First, parse the expression and build a tree reflecting the syntactic structure of the regular expression, and include a terminator node that logically appears at the end. For example, in lisp notation, your example might look like this:
(concat
(repeat 2
(concat
(charset
(range a z)
(range A Z))
(literal _)
(charset
(range 0 9))))
terminator)
Next, thread the tree so that you can use recursion to generate the combinatorial expansion. By that, I mean e.g. that nodes a..z
in (concat a .. z)
all need to have pointers from one to the next, so a
points to b
, and so on, and the concat
node itself points to its successor. The idea is that you can produce one version of the current element in the expansion, and recurse into the next element, and when the next element returns you can try the next version of the current element, etc., until all versions are exhausted and you return to your caller (the predecessor or parent). This threading is easiest done with a stack and a post-order traversal of the tree. If you carefully push nodes during post-order traversal, the top of the stack will be the next element in sequence.

[Records drawn from a data source]

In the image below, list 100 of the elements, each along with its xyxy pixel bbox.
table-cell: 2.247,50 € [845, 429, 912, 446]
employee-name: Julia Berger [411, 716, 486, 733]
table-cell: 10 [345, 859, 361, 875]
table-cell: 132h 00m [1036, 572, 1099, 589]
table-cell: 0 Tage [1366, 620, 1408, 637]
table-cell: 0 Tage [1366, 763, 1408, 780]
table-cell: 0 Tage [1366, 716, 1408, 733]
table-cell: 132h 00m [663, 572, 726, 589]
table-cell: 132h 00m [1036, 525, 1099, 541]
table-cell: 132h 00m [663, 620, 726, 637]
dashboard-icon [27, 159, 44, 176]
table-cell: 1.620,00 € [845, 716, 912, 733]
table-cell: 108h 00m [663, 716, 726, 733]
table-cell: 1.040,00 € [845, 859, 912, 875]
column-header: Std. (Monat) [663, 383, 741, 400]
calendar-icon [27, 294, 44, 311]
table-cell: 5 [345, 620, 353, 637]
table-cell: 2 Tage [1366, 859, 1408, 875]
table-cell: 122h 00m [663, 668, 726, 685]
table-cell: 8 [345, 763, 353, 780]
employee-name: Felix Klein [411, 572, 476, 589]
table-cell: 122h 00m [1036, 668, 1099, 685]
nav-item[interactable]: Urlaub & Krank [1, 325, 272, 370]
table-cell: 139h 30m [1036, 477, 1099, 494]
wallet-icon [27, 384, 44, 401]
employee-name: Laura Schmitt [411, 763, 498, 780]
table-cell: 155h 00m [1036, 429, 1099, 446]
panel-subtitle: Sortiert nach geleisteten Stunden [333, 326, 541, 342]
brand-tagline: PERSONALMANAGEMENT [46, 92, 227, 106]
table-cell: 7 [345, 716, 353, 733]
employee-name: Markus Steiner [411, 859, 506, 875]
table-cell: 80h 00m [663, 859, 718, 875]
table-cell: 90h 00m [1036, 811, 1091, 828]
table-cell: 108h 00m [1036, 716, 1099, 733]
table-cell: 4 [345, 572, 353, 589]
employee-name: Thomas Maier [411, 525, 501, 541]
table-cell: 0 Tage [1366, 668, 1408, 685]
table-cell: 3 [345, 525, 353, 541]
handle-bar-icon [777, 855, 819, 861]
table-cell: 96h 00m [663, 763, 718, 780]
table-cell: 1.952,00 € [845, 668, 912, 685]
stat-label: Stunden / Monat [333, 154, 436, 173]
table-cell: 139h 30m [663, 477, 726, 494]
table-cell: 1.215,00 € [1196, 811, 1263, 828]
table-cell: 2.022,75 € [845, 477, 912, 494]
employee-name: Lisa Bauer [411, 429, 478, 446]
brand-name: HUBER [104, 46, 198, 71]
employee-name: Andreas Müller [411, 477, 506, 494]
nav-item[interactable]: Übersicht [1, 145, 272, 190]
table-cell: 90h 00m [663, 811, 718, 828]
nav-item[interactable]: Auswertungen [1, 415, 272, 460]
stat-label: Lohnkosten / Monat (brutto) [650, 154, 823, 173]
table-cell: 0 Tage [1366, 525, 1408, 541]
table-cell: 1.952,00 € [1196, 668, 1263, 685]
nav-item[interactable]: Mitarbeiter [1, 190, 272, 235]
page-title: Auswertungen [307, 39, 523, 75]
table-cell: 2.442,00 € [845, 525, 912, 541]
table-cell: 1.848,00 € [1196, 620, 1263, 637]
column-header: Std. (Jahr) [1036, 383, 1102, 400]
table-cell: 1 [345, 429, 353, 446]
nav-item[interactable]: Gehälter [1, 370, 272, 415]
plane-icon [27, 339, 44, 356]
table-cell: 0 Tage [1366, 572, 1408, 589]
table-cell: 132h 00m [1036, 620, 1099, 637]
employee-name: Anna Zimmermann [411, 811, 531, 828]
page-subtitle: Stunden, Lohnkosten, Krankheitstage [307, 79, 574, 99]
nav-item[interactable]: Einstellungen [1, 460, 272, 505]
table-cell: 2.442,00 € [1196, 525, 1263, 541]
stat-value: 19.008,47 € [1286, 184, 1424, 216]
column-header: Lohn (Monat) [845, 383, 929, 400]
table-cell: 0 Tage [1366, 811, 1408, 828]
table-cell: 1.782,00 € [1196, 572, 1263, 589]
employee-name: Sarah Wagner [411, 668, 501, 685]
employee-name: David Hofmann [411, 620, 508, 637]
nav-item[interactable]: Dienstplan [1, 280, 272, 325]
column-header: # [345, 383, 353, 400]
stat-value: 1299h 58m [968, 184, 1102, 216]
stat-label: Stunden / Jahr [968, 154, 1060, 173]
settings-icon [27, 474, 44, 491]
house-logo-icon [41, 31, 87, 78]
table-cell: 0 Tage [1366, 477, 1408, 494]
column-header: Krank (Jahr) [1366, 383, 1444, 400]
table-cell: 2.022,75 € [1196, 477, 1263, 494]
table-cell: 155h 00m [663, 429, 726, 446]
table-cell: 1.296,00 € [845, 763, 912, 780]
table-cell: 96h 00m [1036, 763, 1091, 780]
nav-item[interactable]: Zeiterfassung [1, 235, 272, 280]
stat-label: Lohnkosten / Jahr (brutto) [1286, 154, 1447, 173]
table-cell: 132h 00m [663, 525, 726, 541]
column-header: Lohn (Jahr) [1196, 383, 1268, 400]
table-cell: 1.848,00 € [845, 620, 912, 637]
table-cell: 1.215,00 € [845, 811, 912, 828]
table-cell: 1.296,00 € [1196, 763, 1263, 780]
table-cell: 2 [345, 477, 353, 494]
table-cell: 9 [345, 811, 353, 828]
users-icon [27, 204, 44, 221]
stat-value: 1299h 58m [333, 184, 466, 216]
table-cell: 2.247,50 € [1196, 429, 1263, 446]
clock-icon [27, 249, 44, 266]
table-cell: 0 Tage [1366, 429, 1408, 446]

*PROBLEM A:*
Answer these questions using the passage on expanding a regular expression:
(i) What node does the passage say to include at the end of the syntax tree?
(ii) In (concat a .. z), which node does a point to?
(iii) What does the passage say makes the threading easiest?
*PROBLEM B:* In the passage on expanding a regular expression, why are the nodes threaded with pointers to their successors?
*PROBLEM C:* From the passage on expanding a regular expression, copy out word for word the part starting with "First, parse the" and going on through "(range A Z))".

*ANSWER SPACE A:*
(i) A terminator node.
(ii) b.
(iii) A stack and a post-order traversal of the tree.

*ANSWER SPACE B:* Threading lets recursion generate the combinatorial expansion. You produce one version of the current element and recurse into the next element. When that call returns, you try the next version of the current element, and you keep going until every version is exhausted and control returns to the predecessor or parent.

*ANSWER SPACE C:*
First, parse the expression and build a tree reflecting the syntactic structure of the regular expression, and include a terminator node that logically appears at the end. For example, in lisp notation, your example might look like this:
(concat
(repeat 2
(concat
(charset
(range a z)
(range A Z))